INSTRUCTIONS FOR THE TASK: From the listing below, pull out the lines that hold "Full".

───── DATA RECORDS ─────

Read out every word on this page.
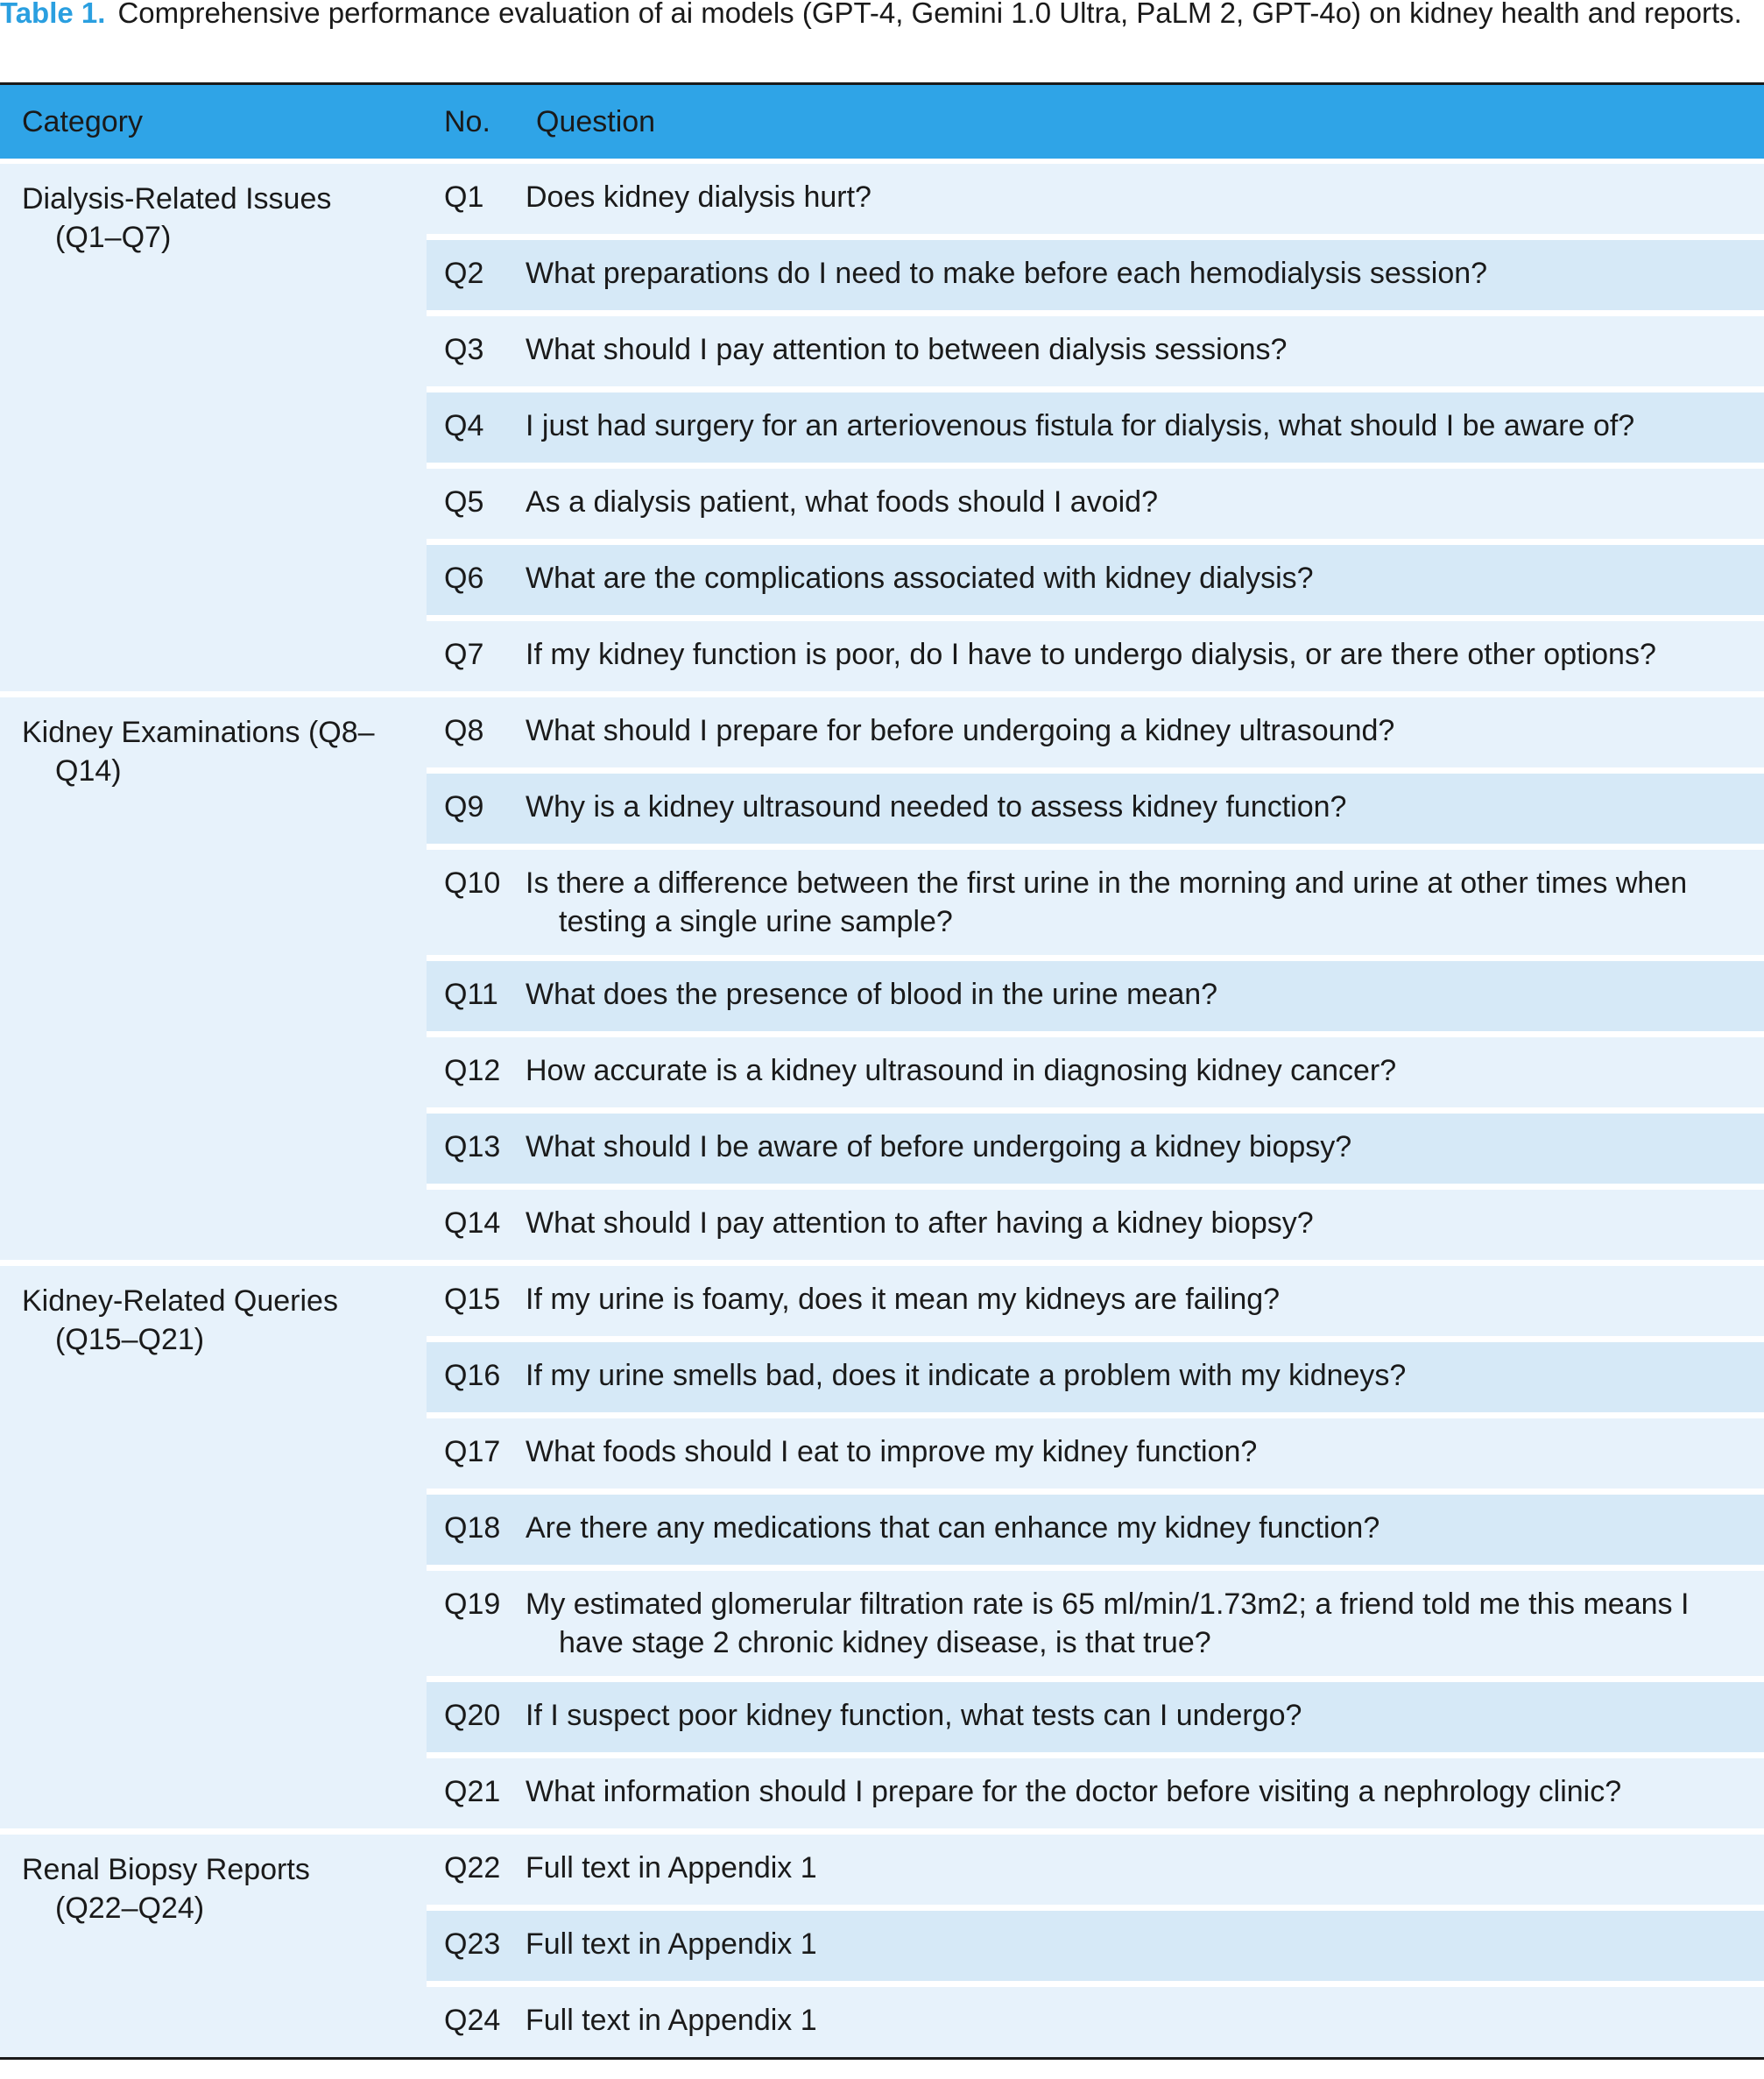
Table 1. Comprehensive performance evaluation of ai models (GPT-4, Gemini 1.0 Ultra, PaLM 2, GPT-4o) on kidney health and reports.
Category	No.	Question
Dialysis-Related Issues (Q1–Q7)
Q1	Does kidney dialysis hurt?
Q2	What preparations do I need to make before each hemodialysis session?
Q3	What should I pay attention to between dialysis sessions?
Q4	I just had surgery for an arteriovenous fistula for dialysis, what should I be aware of?
Q5	As a dialysis patient, what foods should I avoid?
Q6	What are the complications associated with kidney dialysis?
Q7	If my kidney function is poor, do I have to undergo dialysis, or are there other options?
Kidney Examinations (Q8–Q14)
Q8	What should I prepare for before undergoing a kidney ultrasound?
Q9	Why is a kidney ultrasound needed to assess kidney function?
Q10 Is there a difference between the first urine in the morning and urine at other times when testing a single urine sample?
Q11 What does the presence of blood in the urine mean?
Q12 How accurate is a kidney ultrasound in diagnosing kidney cancer?
Q13 What should I be aware of before undergoing a kidney biopsy?
Q14 What should I pay attention to after having a kidney biopsy?
Kidney-Related Queries (Q15–Q21)
Q15 If my urine is foamy, does it mean my kidneys are failing?
Q16 If my urine smells bad, does it indicate a problem with my kidneys?
Q17 What foods should I eat to improve my kidney function?
Q18 Are there any medications that can enhance my kidney function?
Q19 My estimated glomerular filtration rate is 65 ml/min/1.73m2; a friend told me this means I have stage 2 chronic kidney disease, is that true?
Q20 If I suspect poor kidney function, what tests can I undergo?
Q21 What information should I prepare for the doctor before visiting a nephrology clinic?
Renal Biopsy Reports (Q22–Q24)
Q22 Full text in Appendix 1
Q23 Full text in Appendix 1
Q24 Full text in Appendix 1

─────

RESPONSE:
Q22 Full text in Appendix 1
Q23 Full text in Appendix 1
Q24 Full text in Appendix 1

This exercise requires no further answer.